* BEGIN *
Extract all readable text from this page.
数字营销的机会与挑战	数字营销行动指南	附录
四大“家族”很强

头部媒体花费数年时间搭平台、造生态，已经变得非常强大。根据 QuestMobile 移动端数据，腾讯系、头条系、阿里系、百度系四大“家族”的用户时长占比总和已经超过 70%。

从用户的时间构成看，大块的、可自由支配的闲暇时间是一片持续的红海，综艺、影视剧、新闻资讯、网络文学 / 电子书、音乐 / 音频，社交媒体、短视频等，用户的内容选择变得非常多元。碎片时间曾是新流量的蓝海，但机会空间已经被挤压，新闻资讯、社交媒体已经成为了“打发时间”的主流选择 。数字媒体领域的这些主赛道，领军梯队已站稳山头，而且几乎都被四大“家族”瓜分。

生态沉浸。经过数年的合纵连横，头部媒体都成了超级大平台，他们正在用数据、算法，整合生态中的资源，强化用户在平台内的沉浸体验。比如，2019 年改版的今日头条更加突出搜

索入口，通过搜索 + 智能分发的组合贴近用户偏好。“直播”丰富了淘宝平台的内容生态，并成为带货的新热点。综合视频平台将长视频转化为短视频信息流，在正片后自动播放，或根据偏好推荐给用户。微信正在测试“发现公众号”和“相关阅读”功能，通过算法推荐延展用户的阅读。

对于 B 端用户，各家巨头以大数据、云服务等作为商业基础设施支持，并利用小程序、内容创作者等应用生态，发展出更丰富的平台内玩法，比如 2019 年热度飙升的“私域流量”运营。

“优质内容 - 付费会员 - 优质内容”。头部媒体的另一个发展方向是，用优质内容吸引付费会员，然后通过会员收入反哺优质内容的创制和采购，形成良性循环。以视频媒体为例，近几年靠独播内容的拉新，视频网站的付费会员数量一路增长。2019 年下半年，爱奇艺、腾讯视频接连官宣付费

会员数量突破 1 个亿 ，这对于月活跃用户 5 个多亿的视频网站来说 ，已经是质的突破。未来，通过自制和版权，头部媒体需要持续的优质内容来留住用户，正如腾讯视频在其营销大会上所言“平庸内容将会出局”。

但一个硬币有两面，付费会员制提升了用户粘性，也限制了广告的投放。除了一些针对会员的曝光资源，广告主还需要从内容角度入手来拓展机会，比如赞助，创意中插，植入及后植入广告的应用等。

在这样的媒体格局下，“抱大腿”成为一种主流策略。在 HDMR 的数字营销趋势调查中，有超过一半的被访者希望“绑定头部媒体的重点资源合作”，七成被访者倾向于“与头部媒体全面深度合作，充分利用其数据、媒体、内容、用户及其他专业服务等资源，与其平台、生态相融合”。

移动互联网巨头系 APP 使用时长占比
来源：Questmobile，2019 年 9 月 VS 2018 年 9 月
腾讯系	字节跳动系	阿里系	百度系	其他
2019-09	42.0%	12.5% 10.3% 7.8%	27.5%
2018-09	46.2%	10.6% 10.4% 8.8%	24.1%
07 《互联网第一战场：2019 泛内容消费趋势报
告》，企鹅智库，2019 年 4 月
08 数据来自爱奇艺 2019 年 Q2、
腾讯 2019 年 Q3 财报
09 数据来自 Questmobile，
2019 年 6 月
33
* END *
AIM OF THE TASK
Please set down all the data word for word.

RESULT OF THIS TASK
Extract all readable text from this page.
数字营销的机会与挑战	数字营销行动指南	附录
四大“家族”很强

头部媒体花费数年时间搭平台、造生态，已经变得非常强大。根据 QuestMobile 移动端数据，腾讯系、头条系、阿里系、百度系四大“家族”的用户时长占比总和已经超过 70%。

从用户的时间构成看，大块的、可自由支配的闲暇时间是一片持续的红海，综艺、影视剧、新闻资讯、网络文学 / 电子书、音乐 / 音频，社交媒体、短视频等，用户的内容选择变得非常多元。碎片时间曾是新流量的蓝海，但机会空间已经被挤压，新闻资讯、社交媒体已经成为了“打发时间”的主流选择 。数字媒体领域的这些主赛道，领军梯队已站稳山头，而且几乎都被四大“家族”瓜分。

生态沉浸。经过数年的合纵连横，头部媒体都成了超级大平台，他们正在用数据、算法，整合生态中的资源，强化用户在平台内的沉浸体验。比如，2019 年改版的今日头条更加突出搜

索入口，通过搜索 + 智能分发的组合贴近用户偏好。“直播”丰富了淘宝平台的内容生态，并成为带货的新热点。综合视频平台将长视频转化为短视频信息流，在正片后自动播放，或根据偏好推荐给用户。微信正在测试“发现公众号”和“相关阅读”功能，通过算法推荐延展用户的阅读。

对于 B 端用户，各家巨头以大数据、云服务等作为商业基础设施支持，并利用小程序、内容创作者等应用生态，发展出更丰富的平台内玩法，比如 2019 年热度飙升的“私域流量”运营。

“优质内容 - 付费会员 - 优质内容”。头部媒体的另一个发展方向是，用优质内容吸引付费会员，然后通过会员收入反哺优质内容的创制和采购，形成良性循环。以视频媒体为例，近几年靠独播内容的拉新，视频网站的付费会员数量一路增长。2019 年下半年，爱奇艺、腾讯视频接连官宣付费

会员数量突破 1 个亿 ，这对于月活跃用户 5 个多亿的视频网站来说 ，已经是质的突破。未来，通过自制和版权，头部媒体需要持续的优质内容来留住用户，正如腾讯视频在其营销大会上所言“平庸内容将会出局”。

但一个硬币有两面，付费会员制提升了用户粘性，也限制了广告的投放。除了一些针对会员的曝光资源，广告主还需要从内容角度入手来拓展机会，比如赞助，创意中插，植入及后植入广告的应用等。

在这样的媒体格局下，“抱大腿”成为一种主流策略。在 HDMR 的数字营销趋势调查中，有超过一半的被访者希望“绑定头部媒体的重点资源合作”，七成被访者倾向于“与头部媒体全面深度合作，充分利用其数据、媒体、内容、用户及其他专业服务等资源，与其平台、生态相融合”。

移动互联网巨头系 APP 使用时长占比
来源：Questmobile，2019 年 9 月 VS 2018 年 9 月
腾讯系	字节跳动系	阿里系	百度系	其他
2019-09	42.0%	12.5% 10.3% 7.8%	27.5%
2018-09	46.2%	10.6% 10.4% 8.8%	24.1%
07 《互联网第一战场：2019 泛内容消费趋势报
告》，企鹅智库，2019 年 4 月
08 数据来自爱奇艺 2019 年 Q2、
腾讯 2019 年 Q3 财报
09 数据来自 Questmobile，
2019 年 6 月
33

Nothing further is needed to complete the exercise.